THE TASKS
a - In the steam-train essay, what railroader term refers to the floor of the engine cab?
b - Copy the steam-train essay word for word, everything from "Admittedly, there is" down to "all of commerce.".

TEXT BLOCK
________________________________________

This ad from early railroading links to a Wired Magazine history of trains in America.

Admittedly, there is a touch of nostalgia in steam-train memories, and often nothing more. But for some the experience is grittier, and yet more sphinxlike. That high, solitary whine echoes the chords of the human mystery: to be alive, yet as insubstantial as dissipating steam.

Trains were big business in past centuries, especially in America. See the nearby news clipping. They were the enabling business for all of commerce.

They are still big business, artfully so because their importance has receded in notoriety as more notorious enterprises have arisen. Trains have gone from comets to faint stars in American culture, and the steam train is the white dwarf, orbiting well beyond our home galaxy.

Automobiles will be the next transformative machine to roll into a museum exhibit. They have already begun their long, one-way slide off the hill of every day. Someday, nothing of cars will be remembered except their shapes, steering wheels and horns.

As has happened with steam engines, auto operation and its dangers will be lost in history's summary. Our future selves might reel at the thought of 2500 gallons of flammable liquid hurtling down the road, just as we are horrified to learn of steam explosions and bone-popping control levers. Will future folk strive to know us by grabbing a gearshift?

Jimmy Rodgers: Waiting for a Train
Leadbelly: Midnight Special
Tony Rice: Blue Railroad Train
Tony Rice: Nine Pound Hammer

What did it feel like to be one of those early railroad workers, navigating the threats of their particular period of sic transit gloria mundi? That itch to explore the old steam culture is an attempt to return to a past human experience, to know those disappeared ones by imitating their actions.

Steam trains were behemoths, grand machines, theory adapted to reality through estimations, workarounds, and the bespoke jiggering of knobs and levers. The engineer operated an Olympian assembly of cast iron, tubes, wheels and gears. It was equivalent to about 3000 horses, give or take. Railroaders have often disdained engine ratings. The equations and their myriad uncontrolled variables can overwhelm, and those who don't understand them are loath to admit it, an impulse we share with those old railroaders.

Doc Watson: Freight Train Boogie
Joan Baez: Freight Train
Tom Paxton: Ramblin' Boy
Woody Guthrie: Hobo's Lullaby

Someone standing on the footplate (railroader lingo for the floor of the engine cab), when railroading was young, thinking about the beastly locomotive's 3000 horsepower must have been exhilarated and dazzled. The concept, in those days, would have conjured a literal image of 3000 horses, the critters that powered civilization.

Horses were everywhere, in twos and fours and more. But three-thousand-horse teams caressed the infinite. Implied was some giant harness, complex hitching mechanism, and fantastic feeding scheme. Think of all those reins. And manure. Yet, here was a 3000 horsepower locomotive.

Danger was paramount with steam locomotives. Boilers exploded. Trains collided. Mark Twain's brother had been blown up. Nineteenth century railroaders lived with locomotive accidents, and their numerous lame, dismembered compatriots were constant reminders.

________________________________________

DATA PROVIDED
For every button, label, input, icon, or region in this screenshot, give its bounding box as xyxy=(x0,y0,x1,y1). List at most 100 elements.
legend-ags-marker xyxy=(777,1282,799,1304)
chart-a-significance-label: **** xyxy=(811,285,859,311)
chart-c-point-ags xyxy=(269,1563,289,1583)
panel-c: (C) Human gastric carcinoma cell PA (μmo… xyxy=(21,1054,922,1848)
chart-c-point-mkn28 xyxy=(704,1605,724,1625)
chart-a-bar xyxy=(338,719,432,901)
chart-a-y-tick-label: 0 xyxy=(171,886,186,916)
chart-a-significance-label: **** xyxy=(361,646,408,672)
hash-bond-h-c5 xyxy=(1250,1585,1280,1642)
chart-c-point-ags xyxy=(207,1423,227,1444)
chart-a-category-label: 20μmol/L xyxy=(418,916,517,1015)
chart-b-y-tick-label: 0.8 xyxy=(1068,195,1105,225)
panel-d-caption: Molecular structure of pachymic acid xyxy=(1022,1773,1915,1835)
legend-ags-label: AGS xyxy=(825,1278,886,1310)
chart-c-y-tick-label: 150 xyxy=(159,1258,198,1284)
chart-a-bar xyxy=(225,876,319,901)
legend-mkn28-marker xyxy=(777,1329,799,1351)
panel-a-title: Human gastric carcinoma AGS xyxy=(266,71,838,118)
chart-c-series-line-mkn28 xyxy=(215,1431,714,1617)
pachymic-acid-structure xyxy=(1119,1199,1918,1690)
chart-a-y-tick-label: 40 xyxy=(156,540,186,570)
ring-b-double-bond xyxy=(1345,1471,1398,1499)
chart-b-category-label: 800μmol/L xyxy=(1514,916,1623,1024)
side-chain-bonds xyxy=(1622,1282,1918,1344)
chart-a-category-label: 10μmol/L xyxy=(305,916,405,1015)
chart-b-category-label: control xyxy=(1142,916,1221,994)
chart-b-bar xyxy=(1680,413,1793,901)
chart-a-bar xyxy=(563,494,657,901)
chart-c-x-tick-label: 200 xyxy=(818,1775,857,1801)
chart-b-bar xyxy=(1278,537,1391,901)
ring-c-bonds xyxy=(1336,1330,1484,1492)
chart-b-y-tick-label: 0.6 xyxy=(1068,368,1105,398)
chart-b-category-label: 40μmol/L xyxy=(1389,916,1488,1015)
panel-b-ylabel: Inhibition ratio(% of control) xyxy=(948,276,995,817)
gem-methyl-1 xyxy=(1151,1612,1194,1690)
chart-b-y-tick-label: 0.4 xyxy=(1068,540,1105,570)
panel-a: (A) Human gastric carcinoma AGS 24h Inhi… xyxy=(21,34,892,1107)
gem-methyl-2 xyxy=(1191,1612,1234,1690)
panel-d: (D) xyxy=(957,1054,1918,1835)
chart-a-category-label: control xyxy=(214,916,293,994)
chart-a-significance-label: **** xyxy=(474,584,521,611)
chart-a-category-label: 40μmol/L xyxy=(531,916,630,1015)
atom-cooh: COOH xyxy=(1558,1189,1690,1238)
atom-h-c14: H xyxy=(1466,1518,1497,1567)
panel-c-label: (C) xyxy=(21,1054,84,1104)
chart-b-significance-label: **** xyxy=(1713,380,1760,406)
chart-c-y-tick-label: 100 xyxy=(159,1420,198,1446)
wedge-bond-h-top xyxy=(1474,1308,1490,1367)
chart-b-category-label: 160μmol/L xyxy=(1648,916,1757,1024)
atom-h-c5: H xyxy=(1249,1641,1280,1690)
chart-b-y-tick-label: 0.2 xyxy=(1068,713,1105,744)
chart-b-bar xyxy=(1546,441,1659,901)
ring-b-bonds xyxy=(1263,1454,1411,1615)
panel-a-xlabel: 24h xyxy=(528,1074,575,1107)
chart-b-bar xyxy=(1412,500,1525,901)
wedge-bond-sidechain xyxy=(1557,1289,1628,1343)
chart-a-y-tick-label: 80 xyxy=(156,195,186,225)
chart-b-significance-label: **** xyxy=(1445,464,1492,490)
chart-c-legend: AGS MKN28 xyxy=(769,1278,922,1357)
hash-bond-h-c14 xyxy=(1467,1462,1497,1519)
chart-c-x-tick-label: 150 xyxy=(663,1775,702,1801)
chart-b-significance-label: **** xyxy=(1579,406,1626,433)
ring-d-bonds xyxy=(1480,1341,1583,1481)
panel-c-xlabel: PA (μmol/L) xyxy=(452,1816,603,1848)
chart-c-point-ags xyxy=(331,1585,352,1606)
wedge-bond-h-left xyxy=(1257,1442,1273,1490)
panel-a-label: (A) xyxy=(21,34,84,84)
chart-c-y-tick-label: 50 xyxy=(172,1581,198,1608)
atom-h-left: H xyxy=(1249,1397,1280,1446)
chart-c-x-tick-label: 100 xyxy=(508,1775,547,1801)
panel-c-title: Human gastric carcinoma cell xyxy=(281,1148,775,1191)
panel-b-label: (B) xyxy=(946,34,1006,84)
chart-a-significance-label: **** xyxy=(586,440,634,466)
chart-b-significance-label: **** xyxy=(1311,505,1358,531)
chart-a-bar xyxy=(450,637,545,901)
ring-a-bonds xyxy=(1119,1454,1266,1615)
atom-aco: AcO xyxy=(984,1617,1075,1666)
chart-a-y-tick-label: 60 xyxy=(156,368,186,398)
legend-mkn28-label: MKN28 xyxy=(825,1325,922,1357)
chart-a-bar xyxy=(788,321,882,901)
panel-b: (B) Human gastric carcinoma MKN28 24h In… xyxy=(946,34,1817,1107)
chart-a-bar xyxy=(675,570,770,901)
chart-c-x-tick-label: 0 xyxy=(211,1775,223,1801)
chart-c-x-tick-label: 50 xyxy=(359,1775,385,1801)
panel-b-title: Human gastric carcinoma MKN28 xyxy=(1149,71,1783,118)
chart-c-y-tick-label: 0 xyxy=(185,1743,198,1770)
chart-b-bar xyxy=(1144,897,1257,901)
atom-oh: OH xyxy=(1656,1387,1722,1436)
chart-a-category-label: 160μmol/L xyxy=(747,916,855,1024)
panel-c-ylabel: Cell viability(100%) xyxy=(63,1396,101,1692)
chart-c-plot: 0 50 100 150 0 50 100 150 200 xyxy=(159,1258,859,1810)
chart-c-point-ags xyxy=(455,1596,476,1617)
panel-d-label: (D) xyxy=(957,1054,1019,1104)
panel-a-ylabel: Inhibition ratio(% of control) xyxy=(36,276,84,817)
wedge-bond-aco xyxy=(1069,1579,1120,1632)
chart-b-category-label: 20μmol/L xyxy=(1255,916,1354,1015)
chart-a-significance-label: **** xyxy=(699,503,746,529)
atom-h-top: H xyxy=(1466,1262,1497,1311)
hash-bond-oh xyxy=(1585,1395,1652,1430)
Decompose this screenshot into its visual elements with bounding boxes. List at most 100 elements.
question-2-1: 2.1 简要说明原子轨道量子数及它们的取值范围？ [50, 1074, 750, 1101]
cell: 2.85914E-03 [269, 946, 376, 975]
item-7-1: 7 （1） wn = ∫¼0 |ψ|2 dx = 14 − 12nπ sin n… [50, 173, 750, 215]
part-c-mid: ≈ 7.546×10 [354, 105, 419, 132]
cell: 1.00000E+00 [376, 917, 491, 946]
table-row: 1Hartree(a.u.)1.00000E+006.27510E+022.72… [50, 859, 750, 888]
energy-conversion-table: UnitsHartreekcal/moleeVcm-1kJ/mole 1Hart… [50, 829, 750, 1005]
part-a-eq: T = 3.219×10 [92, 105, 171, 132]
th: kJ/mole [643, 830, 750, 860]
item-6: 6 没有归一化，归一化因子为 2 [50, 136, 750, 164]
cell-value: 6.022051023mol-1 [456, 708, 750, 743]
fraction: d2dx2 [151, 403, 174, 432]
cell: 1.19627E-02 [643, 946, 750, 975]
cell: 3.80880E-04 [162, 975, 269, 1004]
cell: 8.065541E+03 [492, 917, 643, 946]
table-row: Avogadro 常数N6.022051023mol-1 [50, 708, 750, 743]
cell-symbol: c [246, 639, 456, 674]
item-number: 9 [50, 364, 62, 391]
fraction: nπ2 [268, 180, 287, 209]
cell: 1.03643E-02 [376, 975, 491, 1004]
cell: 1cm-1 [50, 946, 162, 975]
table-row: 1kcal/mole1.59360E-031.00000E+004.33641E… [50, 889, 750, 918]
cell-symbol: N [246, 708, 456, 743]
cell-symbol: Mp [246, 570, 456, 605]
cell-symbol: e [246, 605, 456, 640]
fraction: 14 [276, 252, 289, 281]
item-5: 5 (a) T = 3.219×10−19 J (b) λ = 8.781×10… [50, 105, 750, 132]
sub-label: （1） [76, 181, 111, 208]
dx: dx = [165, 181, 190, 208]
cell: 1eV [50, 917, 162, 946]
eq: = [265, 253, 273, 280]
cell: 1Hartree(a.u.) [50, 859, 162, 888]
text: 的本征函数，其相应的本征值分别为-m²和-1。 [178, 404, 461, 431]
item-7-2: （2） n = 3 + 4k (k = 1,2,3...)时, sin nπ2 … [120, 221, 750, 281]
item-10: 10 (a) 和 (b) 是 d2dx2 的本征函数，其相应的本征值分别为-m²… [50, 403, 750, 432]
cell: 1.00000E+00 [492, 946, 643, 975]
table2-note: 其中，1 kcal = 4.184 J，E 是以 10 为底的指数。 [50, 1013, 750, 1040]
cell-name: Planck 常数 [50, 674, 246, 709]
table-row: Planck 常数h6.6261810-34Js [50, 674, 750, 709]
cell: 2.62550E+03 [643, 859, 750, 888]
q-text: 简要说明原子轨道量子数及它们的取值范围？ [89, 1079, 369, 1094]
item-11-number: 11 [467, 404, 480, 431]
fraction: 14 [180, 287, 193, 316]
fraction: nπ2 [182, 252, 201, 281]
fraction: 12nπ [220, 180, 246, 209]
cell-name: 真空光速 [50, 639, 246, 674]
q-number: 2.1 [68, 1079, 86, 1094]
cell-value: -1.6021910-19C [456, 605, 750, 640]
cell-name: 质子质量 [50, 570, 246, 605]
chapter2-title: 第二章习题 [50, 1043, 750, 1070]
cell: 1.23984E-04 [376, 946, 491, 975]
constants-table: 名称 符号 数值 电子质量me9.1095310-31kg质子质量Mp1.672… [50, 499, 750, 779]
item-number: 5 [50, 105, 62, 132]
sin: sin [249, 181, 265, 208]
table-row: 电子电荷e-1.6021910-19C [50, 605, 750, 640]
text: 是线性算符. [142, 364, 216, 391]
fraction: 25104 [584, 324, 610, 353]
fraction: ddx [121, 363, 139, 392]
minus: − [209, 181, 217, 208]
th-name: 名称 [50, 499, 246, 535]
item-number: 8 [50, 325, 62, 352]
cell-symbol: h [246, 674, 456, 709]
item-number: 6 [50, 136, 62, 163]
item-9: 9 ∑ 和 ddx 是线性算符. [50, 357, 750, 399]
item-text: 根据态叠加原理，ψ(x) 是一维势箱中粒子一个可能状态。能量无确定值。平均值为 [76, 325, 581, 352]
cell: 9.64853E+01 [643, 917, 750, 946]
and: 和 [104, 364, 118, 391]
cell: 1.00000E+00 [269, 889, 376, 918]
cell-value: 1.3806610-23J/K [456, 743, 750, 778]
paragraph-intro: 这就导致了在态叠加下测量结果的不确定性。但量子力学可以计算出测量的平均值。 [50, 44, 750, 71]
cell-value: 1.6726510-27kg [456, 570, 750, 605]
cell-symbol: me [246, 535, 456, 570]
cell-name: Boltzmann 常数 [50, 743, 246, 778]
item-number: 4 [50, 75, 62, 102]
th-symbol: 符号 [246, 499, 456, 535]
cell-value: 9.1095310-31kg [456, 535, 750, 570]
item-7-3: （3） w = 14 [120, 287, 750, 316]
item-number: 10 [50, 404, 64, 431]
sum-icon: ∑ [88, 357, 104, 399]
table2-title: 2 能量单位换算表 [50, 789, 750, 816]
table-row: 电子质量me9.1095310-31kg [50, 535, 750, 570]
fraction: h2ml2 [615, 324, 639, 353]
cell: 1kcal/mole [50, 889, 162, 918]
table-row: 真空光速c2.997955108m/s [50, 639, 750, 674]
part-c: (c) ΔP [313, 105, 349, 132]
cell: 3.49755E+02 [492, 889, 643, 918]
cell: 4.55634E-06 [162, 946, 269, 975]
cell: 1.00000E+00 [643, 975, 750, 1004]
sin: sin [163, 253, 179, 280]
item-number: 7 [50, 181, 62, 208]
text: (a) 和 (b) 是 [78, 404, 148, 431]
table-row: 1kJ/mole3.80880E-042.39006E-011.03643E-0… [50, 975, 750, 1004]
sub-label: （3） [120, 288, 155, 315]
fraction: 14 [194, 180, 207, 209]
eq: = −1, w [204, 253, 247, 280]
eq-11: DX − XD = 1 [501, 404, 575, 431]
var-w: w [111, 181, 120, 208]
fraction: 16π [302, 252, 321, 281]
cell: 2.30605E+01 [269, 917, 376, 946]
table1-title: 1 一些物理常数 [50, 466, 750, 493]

________________________________________

SOLUTIONS TO THE TASKS
a - The footplate.

b -
Admittedly, there is a touch of nostalgia in steam-train memories, and often nothing more. But for some the experience is grittier, and yet more sphinxlike. That high, solitary whine echoes the chords of the human mystery: to be alive, yet as insubstantial as dissipating steam.

Trains were big business in past centuries, especially in America. See the nearby news clipping. They were the enabling business for all of commerce.